━━━━━ Information supplied ━━━━━

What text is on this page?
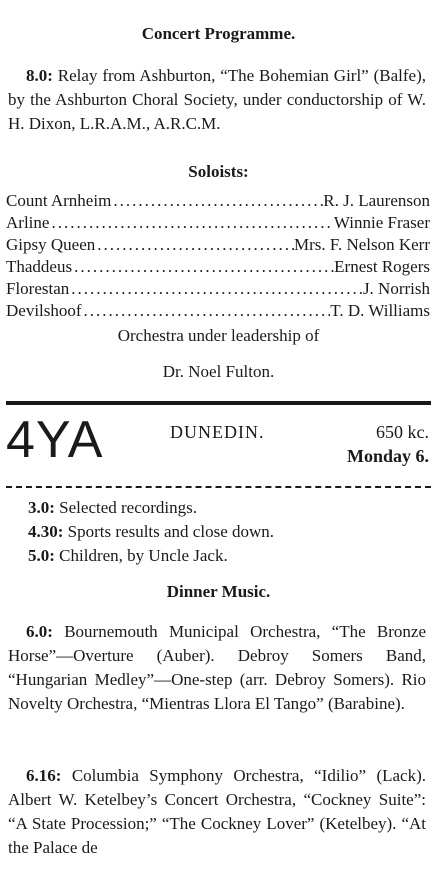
Concert Programme.
8.0: Relay from Ashburton, “The Bohemian Girl” (Balfe), by the Ashburton Choral Society, under conductorship of W. H. Dixon, L.R.A.M., A.R.C.M.
Soloists:
Count Arnheim .....	R. J. Laurenson
Arline .....	Winnie Fraser
Gipsy Queen .....	Mrs. F. Nelson Kerr
Thaddeus .....	Ernest Rogers
Florestan .....	J. Norrish
Devilshoof .....	T. D. Williams
Orchestra under leadership of
Dr. Noel Fulton.
4YA	DUNEDIN.	650 kc.
Monday 6.
3.0: Selected recordings.
4.30: Sports results and close down.
5.0: Children, by Uncle Jack.
Dinner Music.
6.0: Bournemouth Municipal Orchestra, “The Bronze Horse”—Overture (Auber). Debroy Somers Band, “Hungarian Medley”—One-step (arr. Debroy Somers). Rio Novelty Orchestra, “Mientras Llora El Tango” (Barabine).
6.16: Columbia Symphony Orchestra, “Idilio” (Lack). Albert W. Ketelbey’s Concert Orchestra, “Cockney Suite”: “A State Procession;” “The Cockney Lover” (Ketelbey). “At the Palace de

━━━━━

Brief: Copy all the entries word for word. Omit any pictures.

Exercise response:
What text is on this page?
Concert Programme.
8.0: Relay from Ashburton, “The Bohemian Girl” (Balfe), by the Ashburton Choral Society, under conductorship of W. H. Dixon, L.R.A.M., A.R.C.M.
Soloists:
Count Arnheim .....	R. J. Laurenson
Arline .....	Winnie Fraser
Gipsy Queen .....	Mrs. F. Nelson Kerr
Thaddeus .....	Ernest Rogers
Florestan .....	J. Norrish
Devilshoof .....	T. D. Williams
Orchestra under leadership of
Dr. Noel Fulton.
4YA	DUNEDIN.	650 kc.
Monday 6.
3.0: Selected recordings.
4.30: Sports results and close down.
5.0: Children, by Uncle Jack.
Dinner Music.
6.0: Bournemouth Municipal Orchestra, “The Bronze Horse”—Overture (Auber). Debroy Somers Band, “Hungarian Medley”—One-step (arr. Debroy Somers). Rio Novelty Orchestra, “Mientras Llora El Tango” (Barabine).
6.16: Columbia Symphony Orchestra, “Idilio” (Lack). Albert W. Ketelbey’s Concert Orchestra, “Cockney Suite”: “A State Procession;” “The Cockney Lover” (Ketelbey). “At the Palace de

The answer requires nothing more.